→ **Records from a data source**
____
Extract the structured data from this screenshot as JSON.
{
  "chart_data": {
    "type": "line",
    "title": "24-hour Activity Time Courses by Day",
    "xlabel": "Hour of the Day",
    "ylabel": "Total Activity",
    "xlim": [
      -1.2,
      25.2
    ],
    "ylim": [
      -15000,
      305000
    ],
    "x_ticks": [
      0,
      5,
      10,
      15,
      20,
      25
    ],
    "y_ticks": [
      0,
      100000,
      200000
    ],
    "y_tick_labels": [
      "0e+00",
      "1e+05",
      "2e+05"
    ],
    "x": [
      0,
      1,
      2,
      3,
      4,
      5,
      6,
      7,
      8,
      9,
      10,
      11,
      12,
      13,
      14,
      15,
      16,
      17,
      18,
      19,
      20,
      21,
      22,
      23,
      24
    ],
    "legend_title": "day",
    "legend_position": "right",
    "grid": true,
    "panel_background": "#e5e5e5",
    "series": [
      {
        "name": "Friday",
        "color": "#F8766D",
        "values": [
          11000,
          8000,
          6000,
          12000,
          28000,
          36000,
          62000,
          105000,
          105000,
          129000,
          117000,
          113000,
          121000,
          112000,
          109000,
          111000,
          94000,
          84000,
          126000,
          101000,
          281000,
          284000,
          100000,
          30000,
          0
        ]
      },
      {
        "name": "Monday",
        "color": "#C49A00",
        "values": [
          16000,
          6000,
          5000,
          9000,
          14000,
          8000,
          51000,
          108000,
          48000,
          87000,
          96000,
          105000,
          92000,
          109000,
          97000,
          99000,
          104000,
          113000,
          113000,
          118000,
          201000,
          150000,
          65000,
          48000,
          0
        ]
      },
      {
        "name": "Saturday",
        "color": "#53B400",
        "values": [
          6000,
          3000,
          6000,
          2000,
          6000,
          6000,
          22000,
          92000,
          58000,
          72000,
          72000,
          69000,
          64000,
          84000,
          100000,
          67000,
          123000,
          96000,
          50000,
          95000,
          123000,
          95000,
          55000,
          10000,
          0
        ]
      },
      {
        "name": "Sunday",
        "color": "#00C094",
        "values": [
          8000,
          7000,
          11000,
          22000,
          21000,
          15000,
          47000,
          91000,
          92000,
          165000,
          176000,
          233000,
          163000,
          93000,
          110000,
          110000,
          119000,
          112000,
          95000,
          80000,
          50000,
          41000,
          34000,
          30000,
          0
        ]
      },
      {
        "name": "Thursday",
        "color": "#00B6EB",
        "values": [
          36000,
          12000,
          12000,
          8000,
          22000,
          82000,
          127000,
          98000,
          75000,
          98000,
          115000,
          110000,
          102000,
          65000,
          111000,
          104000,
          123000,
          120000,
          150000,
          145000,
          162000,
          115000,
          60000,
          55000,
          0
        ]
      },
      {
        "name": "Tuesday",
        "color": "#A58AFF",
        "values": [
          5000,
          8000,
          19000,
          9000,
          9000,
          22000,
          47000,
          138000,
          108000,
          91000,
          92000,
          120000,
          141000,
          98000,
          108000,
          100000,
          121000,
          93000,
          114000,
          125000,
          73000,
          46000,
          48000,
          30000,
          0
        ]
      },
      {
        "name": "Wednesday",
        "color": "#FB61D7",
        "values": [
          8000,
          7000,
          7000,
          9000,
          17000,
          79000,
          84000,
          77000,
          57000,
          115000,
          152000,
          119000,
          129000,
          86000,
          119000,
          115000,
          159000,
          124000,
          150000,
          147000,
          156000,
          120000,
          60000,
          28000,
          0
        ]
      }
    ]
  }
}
____
→ **SET EXERCISE**
Output all of the data again, exactly.

→ **REPLY**
Extract the structured data from this screenshot as JSON.
{
  "chart_data": {
    "type": "line",
    "title": "24-hour Activity Time Courses by Day",
    "xlabel": "Hour of the Day",
    "ylabel": "Total Activity",
    "xlim": [
      -1.2,
      25.2
    ],
    "ylim": [
      -15000,
      305000
    ],
    "x_ticks": [
      0,
      5,
      10,
      15,
      20,
      25
    ],
    "y_ticks": [
      0,
      100000,
      200000
    ],
    "y_tick_labels": [
      "0e+00",
      "1e+05",
      "2e+05"
    ],
    "x": [
      0,
      1,
      2,
      3,
      4,
      5,
      6,
      7,
      8,
      9,
      10,
      11,
      12,
      13,
      14,
      15,
      16,
      17,
      18,
      19,
      20,
      21,
      22,
      23,
      24
    ],
    "legend_title": "day",
    "legend_position": "right",
    "grid": true,
    "panel_background": "#e5e5e5",
    "series": [
      {
        "name": "Friday",
        "color": "#F8766D",
        "values": [
          11000,
          8000,
          6000,
          12000,
          28000,
          36000,
          62000,
          105000,
          105000,
          129000,
          117000,
          113000,
          121000,
          112000,
          109000,
          111000,
          94000,
          84000,
          126000,
          101000,
          281000,
          284000,
          100000,
          30000,
          0
        ]
      },
      {
        "name": "Monday",
        "color": "#C49A00",
        "values": [
          16000,
          6000,
          5000,
          9000,
          14000,
          8000,
          51000,
          108000,
          48000,
          87000,
          96000,
          105000,
          92000,
          109000,
          97000,
          99000,
          104000,
          113000,
          113000,
          118000,
          201000,
          150000,
          65000,
          48000,
          0
        ]
      },
      {
        "name": "Saturday",
        "color": "#53B400",
        "values": [
          6000,
          3000,
          6000,
          2000,
          6000,
          6000,
          22000,
          92000,
          58000,
          72000,
          72000,
          69000,
          64000,
          84000,
          100000,
          67000,
          123000,
          96000,
          50000,
          95000,
          123000,
          95000,
          55000,
          10000,
          0
        ]
      },
      {
        "name": "Sunday",
        "color": "#00C094",
        "values": [
          8000,
          7000,
          11000,
          22000,
          21000,
          15000,
          47000,
          91000,
          92000,
          165000,
          176000,
          233000,
          163000,
          93000,
          110000,
          110000,
          119000,
          112000,
          95000,
          80000,
          50000,
          41000,
          34000,
          30000,
          0
        ]
      },
      {
        "name": "Thursday",
        "color": "#00B6EB",
        "values": [
          36000,
          12000,
          12000,
          8000,
          22000,
          82000,
          127000,
          98000,
          75000,
          98000,
          115000,
          110000,
          102000,
          65000,
          111000,
          104000,
          123000,
          120000,
          150000,
          145000,
          162000,
          115000,
          60000,
          55000,
          0
        ]
      },
      {
        "name": "Tuesday",
        "color": "#A58AFF",
        "values": [
          5000,
          8000,
          19000,
          9000,
          9000,
          22000,
          47000,
          138000,
          108000,
          91000,
          92000,
          120000,
          141000,
          98000,
          108000,
          100000,
          121000,
          93000,
          114000,
          125000,
          73000,
          46000,
          48000,
          30000,
          0
        ]
      },
      {
        "name": "Wednesday",
        "color": "#FB61D7",
        "values": [
          8000,
          7000,
          7000,
          9000,
          17000,
          79000,
          84000,
          77000,
          57000,
          115000,
          152000,
          119000,
          129000,
          86000,
          119000,
          115000,
          159000,
          124000,
          150000,
          147000,
          156000,
          120000,
          60000,
          28000,
          0
        ]
      }
    ]
  }
}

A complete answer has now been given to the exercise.